----- Data for this task

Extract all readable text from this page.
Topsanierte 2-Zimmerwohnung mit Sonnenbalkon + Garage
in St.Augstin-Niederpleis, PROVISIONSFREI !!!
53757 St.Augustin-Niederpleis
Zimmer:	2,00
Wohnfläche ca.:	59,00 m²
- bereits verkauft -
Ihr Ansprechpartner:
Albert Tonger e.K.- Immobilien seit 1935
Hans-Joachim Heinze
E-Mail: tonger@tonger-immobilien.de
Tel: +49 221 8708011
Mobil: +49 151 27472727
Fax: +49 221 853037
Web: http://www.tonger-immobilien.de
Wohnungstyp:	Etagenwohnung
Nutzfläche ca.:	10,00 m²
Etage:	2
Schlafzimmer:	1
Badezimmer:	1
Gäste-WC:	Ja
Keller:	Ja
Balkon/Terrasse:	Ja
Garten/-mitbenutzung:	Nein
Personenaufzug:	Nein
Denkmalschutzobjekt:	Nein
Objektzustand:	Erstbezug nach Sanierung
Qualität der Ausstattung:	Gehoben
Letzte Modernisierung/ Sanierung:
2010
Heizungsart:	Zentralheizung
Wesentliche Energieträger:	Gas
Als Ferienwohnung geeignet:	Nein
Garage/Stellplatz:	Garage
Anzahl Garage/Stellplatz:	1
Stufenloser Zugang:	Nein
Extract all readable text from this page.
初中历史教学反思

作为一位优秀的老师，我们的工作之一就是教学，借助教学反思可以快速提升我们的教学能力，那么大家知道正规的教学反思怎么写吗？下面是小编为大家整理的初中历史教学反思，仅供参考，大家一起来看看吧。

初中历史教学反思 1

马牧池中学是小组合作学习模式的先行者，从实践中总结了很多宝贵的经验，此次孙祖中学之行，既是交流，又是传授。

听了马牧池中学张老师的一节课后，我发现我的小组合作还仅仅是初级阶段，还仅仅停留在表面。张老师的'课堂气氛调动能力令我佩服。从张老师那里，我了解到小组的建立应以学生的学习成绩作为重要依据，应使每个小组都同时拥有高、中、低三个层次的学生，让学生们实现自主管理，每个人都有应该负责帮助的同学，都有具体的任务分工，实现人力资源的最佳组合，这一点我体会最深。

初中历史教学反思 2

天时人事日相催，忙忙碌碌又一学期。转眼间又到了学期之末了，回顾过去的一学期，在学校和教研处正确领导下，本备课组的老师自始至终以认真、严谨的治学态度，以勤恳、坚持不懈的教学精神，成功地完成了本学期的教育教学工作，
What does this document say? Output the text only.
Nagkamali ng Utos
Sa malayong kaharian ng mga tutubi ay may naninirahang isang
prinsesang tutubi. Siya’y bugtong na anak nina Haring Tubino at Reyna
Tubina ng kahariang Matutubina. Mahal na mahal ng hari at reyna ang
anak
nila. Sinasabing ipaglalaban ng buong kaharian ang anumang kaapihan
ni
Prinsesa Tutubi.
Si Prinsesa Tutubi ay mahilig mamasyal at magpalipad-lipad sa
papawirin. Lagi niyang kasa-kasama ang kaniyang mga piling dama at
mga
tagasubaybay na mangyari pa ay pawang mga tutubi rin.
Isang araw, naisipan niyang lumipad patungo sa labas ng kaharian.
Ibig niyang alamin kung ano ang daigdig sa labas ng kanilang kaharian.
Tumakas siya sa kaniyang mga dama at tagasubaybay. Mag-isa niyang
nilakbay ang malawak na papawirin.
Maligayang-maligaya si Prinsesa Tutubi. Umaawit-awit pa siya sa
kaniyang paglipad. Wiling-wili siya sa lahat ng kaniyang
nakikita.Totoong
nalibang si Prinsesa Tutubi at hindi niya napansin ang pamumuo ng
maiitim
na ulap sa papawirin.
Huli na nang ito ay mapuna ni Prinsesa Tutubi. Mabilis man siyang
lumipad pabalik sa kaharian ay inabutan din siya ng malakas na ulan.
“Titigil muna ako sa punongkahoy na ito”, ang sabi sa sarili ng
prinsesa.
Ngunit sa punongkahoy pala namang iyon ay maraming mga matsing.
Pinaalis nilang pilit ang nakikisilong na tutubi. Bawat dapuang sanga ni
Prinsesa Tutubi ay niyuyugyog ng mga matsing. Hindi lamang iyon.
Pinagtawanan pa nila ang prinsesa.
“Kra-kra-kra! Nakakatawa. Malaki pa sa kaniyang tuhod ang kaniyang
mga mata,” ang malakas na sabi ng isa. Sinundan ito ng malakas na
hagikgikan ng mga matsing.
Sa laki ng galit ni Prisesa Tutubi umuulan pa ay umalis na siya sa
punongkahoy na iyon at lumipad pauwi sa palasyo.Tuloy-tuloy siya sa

----------

> _Goal_
Write down all the entries again without a single difference.

> _Task response_
Extract all readable text from this page.
Topsanierte 2-Zimmerwohnung mit Sonnenbalkon + Garage
in St.Augstin-Niederpleis, PROVISIONSFREI !!!
53757 St.Augustin-Niederpleis
Zimmer:	2,00
Wohnfläche ca.:	59,00 m²
- bereits verkauft -
Ihr Ansprechpartner:
Albert Tonger e.K.- Immobilien seit 1935
Hans-Joachim Heinze
E-Mail: tonger@tonger-immobilien.de
Tel: +49 221 8708011
Mobil: +49 151 27472727
Fax: +49 221 853037
Web: http://www.tonger-immobilien.de
Wohnungstyp:	Etagenwohnung
Nutzfläche ca.:	10,00 m²
Etage:	2
Schlafzimmer:	1
Badezimmer:	1
Gäste-WC:	Ja
Keller:	Ja
Balkon/Terrasse:	Ja
Garten/-mitbenutzung:	Nein
Personenaufzug:	Nein
Denkmalschutzobjekt:	Nein
Objektzustand:	Erstbezug nach Sanierung
Qualität der Ausstattung:	Gehoben
Letzte Modernisierung/ Sanierung:
2010
Heizungsart:	Zentralheizung
Wesentliche Energieträger:	Gas
Als Ferienwohnung geeignet:	Nein
Garage/Stellplatz:	Garage
Anzahl Garage/Stellplatz:	1
Stufenloser Zugang:	Nein
Extract all readable text from this page.
初中历史教学反思

作为一位优秀的老师，我们的工作之一就是教学，借助教学反思可以快速提升我们的教学能力，那么大家知道正规的教学反思怎么写吗？下面是小编为大家整理的初中历史教学反思，仅供参考，大家一起来看看吧。

初中历史教学反思 1

马牧池中学是小组合作学习模式的先行者，从实践中总结了很多宝贵的经验，此次孙祖中学之行，既是交流，又是传授。

听了马牧池中学张老师的一节课后，我发现我的小组合作还仅仅是初级阶段，还仅仅停留在表面。张老师的'课堂气氛调动能力令我佩服。从张老师那里，我了解到小组的建立应以学生的学习成绩作为重要依据，应使每个小组都同时拥有高、中、低三个层次的学生，让学生们实现自主管理，每个人都有应该负责帮助的同学，都有具体的任务分工，实现人力资源的最佳组合，这一点我体会最深。

初中历史教学反思 2

天时人事日相催，忙忙碌碌又一学期。转眼间又到了学期之末了，回顾过去的一学期，在学校和教研处正确领导下，本备课组的老师自始至终以认真、严谨的治学态度，以勤恳、坚持不懈的教学精神，成功地完成了本学期的教育教学工作，
What does this document say? Output the text only.
Nagkamali ng Utos
Sa malayong kaharian ng mga tutubi ay may naninirahang isang
prinsesang tutubi. Siya’y bugtong na anak nina Haring Tubino at Reyna
Tubina ng kahariang Matutubina. Mahal na mahal ng hari at reyna ang
anak
nila. Sinasabing ipaglalaban ng buong kaharian ang anumang kaapihan
ni
Prinsesa Tutubi.
Si Prinsesa Tutubi ay mahilig mamasyal at magpalipad-lipad sa
papawirin. Lagi niyang kasa-kasama ang kaniyang mga piling dama at
mga
tagasubaybay na mangyari pa ay pawang mga tutubi rin.
Isang araw, naisipan niyang lumipad patungo sa labas ng kaharian.
Ibig niyang alamin kung ano ang daigdig sa labas ng kanilang kaharian.
Tumakas siya sa kaniyang mga dama at tagasubaybay. Mag-isa niyang
nilakbay ang malawak na papawirin.
Maligayang-maligaya si Prinsesa Tutubi. Umaawit-awit pa siya sa
kaniyang paglipad. Wiling-wili siya sa lahat ng kaniyang
nakikita.Totoong
nalibang si Prinsesa Tutubi at hindi niya napansin ang pamumuo ng
maiitim
na ulap sa papawirin.
Huli na nang ito ay mapuna ni Prinsesa Tutubi. Mabilis man siyang
lumipad pabalik sa kaharian ay inabutan din siya ng malakas na ulan.
“Titigil muna ako sa punongkahoy na ito”, ang sabi sa sarili ng
prinsesa.
Ngunit sa punongkahoy pala namang iyon ay maraming mga matsing.
Pinaalis nilang pilit ang nakikisilong na tutubi. Bawat dapuang sanga ni
Prinsesa Tutubi ay niyuyugyog ng mga matsing. Hindi lamang iyon.
Pinagtawanan pa nila ang prinsesa.
“Kra-kra-kra! Nakakatawa. Malaki pa sa kaniyang tuhod ang kaniyang
mga mata,” ang malakas na sabi ng isa. Sinundan ito ng malakas na
hagikgikan ng mga matsing.
Sa laki ng galit ni Prisesa Tutubi umuulan pa ay umalis na siya sa
punongkahoy na iyon at lumipad pauwi sa palasyo.Tuloy-tuloy siya sa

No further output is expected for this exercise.